>>

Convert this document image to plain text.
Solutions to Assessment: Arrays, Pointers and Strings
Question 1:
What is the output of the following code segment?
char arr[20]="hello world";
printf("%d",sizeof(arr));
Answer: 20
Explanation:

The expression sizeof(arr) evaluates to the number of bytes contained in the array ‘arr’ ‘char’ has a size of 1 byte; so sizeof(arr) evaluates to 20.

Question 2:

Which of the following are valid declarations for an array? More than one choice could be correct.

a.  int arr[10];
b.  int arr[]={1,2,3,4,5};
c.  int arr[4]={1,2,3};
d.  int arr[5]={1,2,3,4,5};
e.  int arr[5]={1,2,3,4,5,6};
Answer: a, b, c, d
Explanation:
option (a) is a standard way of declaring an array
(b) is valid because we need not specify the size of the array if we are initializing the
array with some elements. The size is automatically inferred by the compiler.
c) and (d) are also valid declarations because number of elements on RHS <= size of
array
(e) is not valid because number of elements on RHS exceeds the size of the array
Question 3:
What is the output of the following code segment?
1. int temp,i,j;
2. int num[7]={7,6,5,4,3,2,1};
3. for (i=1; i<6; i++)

<<

Write the complete data out, exactly as above.

Convert this document image to plain text.
Solutions to Assessment: Arrays, Pointers and Strings
Question 1:
What is the output of the following code segment?
char arr[20]="hello world";
printf("%d",sizeof(arr));
Answer: 20
Explanation:

The expression sizeof(arr) evaluates to the number of bytes contained in the array ‘arr’ ‘char’ has a size of 1 byte; so sizeof(arr) evaluates to 20.

Question 2:

Which of the following are valid declarations for an array? More than one choice could be correct.

a.  int arr[10];
b.  int arr[]={1,2,3,4,5};
c.  int arr[4]={1,2,3};
d.  int arr[5]={1,2,3,4,5};
e.  int arr[5]={1,2,3,4,5,6};
Answer: a, b, c, d
Explanation:
option (a) is a standard way of declaring an array
(b) is valid because we need not specify the size of the array if we are initializing the
array with some elements. The size is automatically inferred by the compiler.
c) and (d) are also valid declarations because number of elements on RHS <= size of
array
(e) is not valid because number of elements on RHS exceeds the size of the array
Question 3:
What is the output of the following code segment?
1. int temp,i,j;
2. int num[7]={7,6,5,4,3,2,1};
3. for (i=1; i<6; i++)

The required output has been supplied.